Exercise description>
The data below is to be set down again exactly as written.
◇ ◇ ◇ ◇
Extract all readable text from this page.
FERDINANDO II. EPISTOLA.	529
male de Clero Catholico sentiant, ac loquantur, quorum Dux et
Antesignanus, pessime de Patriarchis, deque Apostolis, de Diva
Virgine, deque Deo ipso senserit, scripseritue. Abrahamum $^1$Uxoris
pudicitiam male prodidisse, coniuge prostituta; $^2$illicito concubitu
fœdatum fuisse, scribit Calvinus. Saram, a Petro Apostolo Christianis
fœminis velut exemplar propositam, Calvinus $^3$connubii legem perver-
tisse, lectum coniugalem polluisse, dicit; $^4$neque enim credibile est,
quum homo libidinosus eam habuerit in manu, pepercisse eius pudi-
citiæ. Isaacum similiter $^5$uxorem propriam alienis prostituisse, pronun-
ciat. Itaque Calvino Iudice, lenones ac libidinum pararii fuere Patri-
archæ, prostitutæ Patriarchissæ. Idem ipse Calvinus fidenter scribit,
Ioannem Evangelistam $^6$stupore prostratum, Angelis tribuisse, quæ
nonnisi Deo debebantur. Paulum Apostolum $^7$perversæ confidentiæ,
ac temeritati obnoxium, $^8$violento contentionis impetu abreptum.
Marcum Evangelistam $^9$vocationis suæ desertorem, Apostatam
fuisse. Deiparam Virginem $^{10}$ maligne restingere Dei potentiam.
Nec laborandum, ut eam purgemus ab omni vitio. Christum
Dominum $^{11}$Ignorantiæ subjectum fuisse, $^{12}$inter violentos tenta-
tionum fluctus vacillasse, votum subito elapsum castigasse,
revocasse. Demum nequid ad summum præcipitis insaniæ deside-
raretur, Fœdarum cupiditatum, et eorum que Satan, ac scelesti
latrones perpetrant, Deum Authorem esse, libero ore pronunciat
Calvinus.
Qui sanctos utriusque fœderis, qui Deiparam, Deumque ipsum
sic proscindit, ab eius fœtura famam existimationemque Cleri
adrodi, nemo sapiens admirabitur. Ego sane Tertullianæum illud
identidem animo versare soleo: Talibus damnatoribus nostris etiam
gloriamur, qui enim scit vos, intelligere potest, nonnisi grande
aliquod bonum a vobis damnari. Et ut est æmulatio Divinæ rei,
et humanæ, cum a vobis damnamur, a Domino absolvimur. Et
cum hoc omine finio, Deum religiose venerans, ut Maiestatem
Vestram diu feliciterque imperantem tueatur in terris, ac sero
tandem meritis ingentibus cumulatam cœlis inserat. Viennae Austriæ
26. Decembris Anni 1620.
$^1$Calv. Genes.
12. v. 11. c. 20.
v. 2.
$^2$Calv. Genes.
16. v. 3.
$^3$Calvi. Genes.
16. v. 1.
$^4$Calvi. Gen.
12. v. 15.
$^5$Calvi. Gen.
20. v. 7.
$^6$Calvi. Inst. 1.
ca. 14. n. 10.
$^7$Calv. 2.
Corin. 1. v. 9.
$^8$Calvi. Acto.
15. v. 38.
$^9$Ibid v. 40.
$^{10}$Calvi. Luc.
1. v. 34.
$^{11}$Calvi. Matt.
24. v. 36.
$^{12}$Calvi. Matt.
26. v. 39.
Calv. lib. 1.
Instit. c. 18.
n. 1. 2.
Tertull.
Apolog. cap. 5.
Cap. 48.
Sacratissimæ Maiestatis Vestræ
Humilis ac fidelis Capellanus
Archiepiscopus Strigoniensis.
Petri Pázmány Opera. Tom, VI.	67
◇ ◇ ◇ ◇
Result of this exercise>
Extract all readable text from this page.
FERDINANDO II. EPISTOLA.	529
male de Clero Catholico sentiant, ac loquantur, quorum Dux et
Antesignanus, pessime de Patriarchis, deque Apostolis, de Diva
Virgine, deque Deo ipso senserit, scripseritue. Abrahamum $^1$Uxoris
pudicitiam male prodidisse, coniuge prostituta; $^2$illicito concubitu
fœdatum fuisse, scribit Calvinus. Saram, a Petro Apostolo Christianis
fœminis velut exemplar propositam, Calvinus $^3$connubii legem perver-
tisse, lectum coniugalem polluisse, dicit; $^4$neque enim credibile est,
quum homo libidinosus eam habuerit in manu, pepercisse eius pudi-
citiæ. Isaacum similiter $^5$uxorem propriam alienis prostituisse, pronun-
ciat. Itaque Calvino Iudice, lenones ac libidinum pararii fuere Patri-
archæ, prostitutæ Patriarchissæ. Idem ipse Calvinus fidenter scribit,
Ioannem Evangelistam $^6$stupore prostratum, Angelis tribuisse, quæ
nonnisi Deo debebantur. Paulum Apostolum $^7$perversæ confidentiæ,
ac temeritati obnoxium, $^8$violento contentionis impetu abreptum.
Marcum Evangelistam $^9$vocationis suæ desertorem, Apostatam
fuisse. Deiparam Virginem $^{10}$ maligne restingere Dei potentiam.
Nec laborandum, ut eam purgemus ab omni vitio. Christum
Dominum $^{11}$Ignorantiæ subjectum fuisse, $^{12}$inter violentos tenta-
tionum fluctus vacillasse, votum subito elapsum castigasse,
revocasse. Demum nequid ad summum præcipitis insaniæ deside-
raretur, Fœdarum cupiditatum, et eorum que Satan, ac scelesti
latrones perpetrant, Deum Authorem esse, libero ore pronunciat
Calvinus.
Qui sanctos utriusque fœderis, qui Deiparam, Deumque ipsum
sic proscindit, ab eius fœtura famam existimationemque Cleri
adrodi, nemo sapiens admirabitur. Ego sane Tertullianæum illud
identidem animo versare soleo: Talibus damnatoribus nostris etiam
gloriamur, qui enim scit vos, intelligere potest, nonnisi grande
aliquod bonum a vobis damnari. Et ut est æmulatio Divinæ rei,
et humanæ, cum a vobis damnamur, a Domino absolvimur. Et
cum hoc omine finio, Deum religiose venerans, ut Maiestatem
Vestram diu feliciterque imperantem tueatur in terris, ac sero
tandem meritis ingentibus cumulatam cœlis inserat. Viennae Austriæ
26. Decembris Anni 1620.
$^1$Calv. Genes.
12. v. 11. c. 20.
v. 2.
$^2$Calv. Genes.
16. v. 3.
$^3$Calvi. Genes.
16. v. 1.
$^4$Calvi. Gen.
12. v. 15.
$^5$Calvi. Gen.
20. v. 7.
$^6$Calvi. Inst. 1.
ca. 14. n. 10.
$^7$Calv. 2.
Corin. 1. v. 9.
$^8$Calvi. Acto.
15. v. 38.
$^9$Ibid v. 40.
$^{10}$Calvi. Luc.
1. v. 34.
$^{11}$Calvi. Matt.
24. v. 36.
$^{12}$Calvi. Matt.
26. v. 39.
Calv. lib. 1.
Instit. c. 18.
n. 1. 2.
Tertull.
Apolog. cap. 5.
Cap. 48.
Sacratissimæ Maiestatis Vestræ
Humilis ac fidelis Capellanus
Archiepiscopus Strigoniensis.
Petri Pázmány Opera. Tom, VI.	67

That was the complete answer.